Dataset items:
..........

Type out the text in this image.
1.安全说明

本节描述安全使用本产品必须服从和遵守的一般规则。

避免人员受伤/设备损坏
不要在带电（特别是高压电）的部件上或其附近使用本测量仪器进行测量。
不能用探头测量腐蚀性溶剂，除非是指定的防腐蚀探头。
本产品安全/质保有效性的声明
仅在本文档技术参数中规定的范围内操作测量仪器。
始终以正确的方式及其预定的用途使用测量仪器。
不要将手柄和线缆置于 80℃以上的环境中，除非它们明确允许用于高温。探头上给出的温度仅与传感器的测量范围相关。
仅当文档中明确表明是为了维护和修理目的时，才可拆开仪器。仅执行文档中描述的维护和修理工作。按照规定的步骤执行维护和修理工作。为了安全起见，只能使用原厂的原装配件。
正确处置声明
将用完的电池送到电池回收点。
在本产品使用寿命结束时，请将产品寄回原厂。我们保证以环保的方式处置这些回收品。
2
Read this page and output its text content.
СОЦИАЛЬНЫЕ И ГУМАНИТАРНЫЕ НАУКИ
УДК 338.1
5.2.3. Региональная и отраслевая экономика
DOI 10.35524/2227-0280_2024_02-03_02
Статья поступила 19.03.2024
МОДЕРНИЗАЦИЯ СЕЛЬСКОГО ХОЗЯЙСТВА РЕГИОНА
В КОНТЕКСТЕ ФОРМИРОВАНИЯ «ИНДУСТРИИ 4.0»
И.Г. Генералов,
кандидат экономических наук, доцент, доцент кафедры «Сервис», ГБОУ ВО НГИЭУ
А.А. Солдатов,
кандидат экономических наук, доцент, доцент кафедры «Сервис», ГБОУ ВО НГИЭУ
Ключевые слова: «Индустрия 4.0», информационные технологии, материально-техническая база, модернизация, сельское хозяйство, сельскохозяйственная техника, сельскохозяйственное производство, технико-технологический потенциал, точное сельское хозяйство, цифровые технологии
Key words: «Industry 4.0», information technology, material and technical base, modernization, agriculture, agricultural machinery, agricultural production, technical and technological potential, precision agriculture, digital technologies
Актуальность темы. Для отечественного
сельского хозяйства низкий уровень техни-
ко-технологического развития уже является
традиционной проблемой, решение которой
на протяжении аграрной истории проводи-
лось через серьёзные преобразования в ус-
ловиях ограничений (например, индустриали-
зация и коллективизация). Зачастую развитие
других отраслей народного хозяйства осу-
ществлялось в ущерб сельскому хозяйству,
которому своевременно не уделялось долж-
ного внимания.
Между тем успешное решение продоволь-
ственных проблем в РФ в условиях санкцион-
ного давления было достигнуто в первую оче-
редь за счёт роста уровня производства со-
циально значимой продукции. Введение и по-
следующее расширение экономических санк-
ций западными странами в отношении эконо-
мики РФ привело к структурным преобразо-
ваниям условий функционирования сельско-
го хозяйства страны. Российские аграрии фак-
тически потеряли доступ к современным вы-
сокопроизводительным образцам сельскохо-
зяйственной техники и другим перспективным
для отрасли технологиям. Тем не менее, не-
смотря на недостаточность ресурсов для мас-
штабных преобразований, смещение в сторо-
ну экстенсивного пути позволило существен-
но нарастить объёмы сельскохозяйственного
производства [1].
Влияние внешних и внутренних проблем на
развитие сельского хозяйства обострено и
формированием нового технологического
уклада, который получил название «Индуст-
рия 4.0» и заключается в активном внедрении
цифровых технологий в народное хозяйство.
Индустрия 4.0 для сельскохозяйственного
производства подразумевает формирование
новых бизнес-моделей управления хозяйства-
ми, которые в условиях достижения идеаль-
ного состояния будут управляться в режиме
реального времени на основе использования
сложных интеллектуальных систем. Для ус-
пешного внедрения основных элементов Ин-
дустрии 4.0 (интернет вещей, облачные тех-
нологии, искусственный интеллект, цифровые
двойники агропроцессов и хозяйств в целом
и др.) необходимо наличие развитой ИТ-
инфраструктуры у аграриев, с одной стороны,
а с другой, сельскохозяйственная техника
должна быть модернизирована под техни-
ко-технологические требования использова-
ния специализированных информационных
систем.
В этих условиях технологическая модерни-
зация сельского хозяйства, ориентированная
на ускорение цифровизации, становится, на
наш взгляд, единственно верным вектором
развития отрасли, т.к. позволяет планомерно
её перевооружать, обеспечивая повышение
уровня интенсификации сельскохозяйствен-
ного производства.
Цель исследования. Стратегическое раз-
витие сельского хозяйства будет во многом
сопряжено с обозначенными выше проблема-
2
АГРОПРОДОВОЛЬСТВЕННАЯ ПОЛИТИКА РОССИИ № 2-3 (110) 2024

..........

• [SET PROBLEM]:
Extract all of the data above and output it character for character.

• [SOLUTION TO THE EXERCISE]:
Type out the text in this image.
1.安全说明

本节描述安全使用本产品必须服从和遵守的一般规则。

避免人员受伤/设备损坏
不要在带电（特别是高压电）的部件上或其附近使用本测量仪器进行测量。
不能用探头测量腐蚀性溶剂，除非是指定的防腐蚀探头。
本产品安全/质保有效性的声明
仅在本文档技术参数中规定的范围内操作测量仪器。
始终以正确的方式及其预定的用途使用测量仪器。
不要将手柄和线缆置于 80℃以上的环境中，除非它们明确允许用于高温。探头上给出的温度仅与传感器的测量范围相关。
仅当文档中明确表明是为了维护和修理目的时，才可拆开仪器。仅执行文档中描述的维护和修理工作。按照规定的步骤执行维护和修理工作。为了安全起见，只能使用原厂的原装配件。
正确处置声明
将用完的电池送到电池回收点。
在本产品使用寿命结束时，请将产品寄回原厂。我们保证以环保的方式处置这些回收品。
2
Read this page and output its text content.
СОЦИАЛЬНЫЕ И ГУМАНИТАРНЫЕ НАУКИ
УДК 338.1
5.2.3. Региональная и отраслевая экономика
DOI 10.35524/2227-0280_2024_02-03_02
Статья поступила 19.03.2024
МОДЕРНИЗАЦИЯ СЕЛЬСКОГО ХОЗЯЙСТВА РЕГИОНА
В КОНТЕКСТЕ ФОРМИРОВАНИЯ «ИНДУСТРИИ 4.0»
И.Г. Генералов,
кандидат экономических наук, доцент, доцент кафедры «Сервис», ГБОУ ВО НГИЭУ
А.А. Солдатов,
кандидат экономических наук, доцент, доцент кафедры «Сервис», ГБОУ ВО НГИЭУ
Ключевые слова: «Индустрия 4.0», информационные технологии, материально-техническая база, модернизация, сельское хозяйство, сельскохозяйственная техника, сельскохозяйственное производство, технико-технологический потенциал, точное сельское хозяйство, цифровые технологии
Key words: «Industry 4.0», information technology, material and technical base, modernization, agriculture, agricultural machinery, agricultural production, technical and technological potential, precision agriculture, digital technologies
Актуальность темы. Для отечественного
сельского хозяйства низкий уровень техни-
ко-технологического развития уже является
традиционной проблемой, решение которой
на протяжении аграрной истории проводи-
лось через серьёзные преобразования в ус-
ловиях ограничений (например, индустриали-
зация и коллективизация). Зачастую развитие
других отраслей народного хозяйства осу-
ществлялось в ущерб сельскому хозяйству,
которому своевременно не уделялось долж-
ного внимания.
Между тем успешное решение продоволь-
ственных проблем в РФ в условиях санкцион-
ного давления было достигнуто в первую оче-
редь за счёт роста уровня производства со-
циально значимой продукции. Введение и по-
следующее расширение экономических санк-
ций западными странами в отношении эконо-
мики РФ привело к структурным преобразо-
ваниям условий функционирования сельско-
го хозяйства страны. Российские аграрии фак-
тически потеряли доступ к современным вы-
сокопроизводительным образцам сельскохо-
зяйственной техники и другим перспективным
для отрасли технологиям. Тем не менее, не-
смотря на недостаточность ресурсов для мас-
штабных преобразований, смещение в сторо-
ну экстенсивного пути позволило существен-
но нарастить объёмы сельскохозяйственного
производства [1].
Влияние внешних и внутренних проблем на
развитие сельского хозяйства обострено и
формированием нового технологического
уклада, который получил название «Индуст-
рия 4.0» и заключается в активном внедрении
цифровых технологий в народное хозяйство.
Индустрия 4.0 для сельскохозяйственного
производства подразумевает формирование
новых бизнес-моделей управления хозяйства-
ми, которые в условиях достижения идеаль-
ного состояния будут управляться в режиме
реального времени на основе использования
сложных интеллектуальных систем. Для ус-
пешного внедрения основных элементов Ин-
дустрии 4.0 (интернет вещей, облачные тех-
нологии, искусственный интеллект, цифровые
двойники агропроцессов и хозяйств в целом
и др.) необходимо наличие развитой ИТ-
инфраструктуры у аграриев, с одной стороны,
а с другой, сельскохозяйственная техника
должна быть модернизирована под техни-
ко-технологические требования использова-
ния специализированных информационных
систем.
В этих условиях технологическая модерни-
зация сельского хозяйства, ориентированная
на ускорение цифровизации, становится, на
наш взгляд, единственно верным вектором
развития отрасли, т.к. позволяет планомерно
её перевооружать, обеспечивая повышение
уровня интенсификации сельскохозяйствен-
ного производства.
Цель исследования. Стратегическое раз-
витие сельского хозяйства будет во многом
сопряжено с обозначенными выше проблема-
2
АГРОПРОДОВОЛЬСТВЕННАЯ ПОЛИТИКА РОССИИ № 2-3 (110) 2024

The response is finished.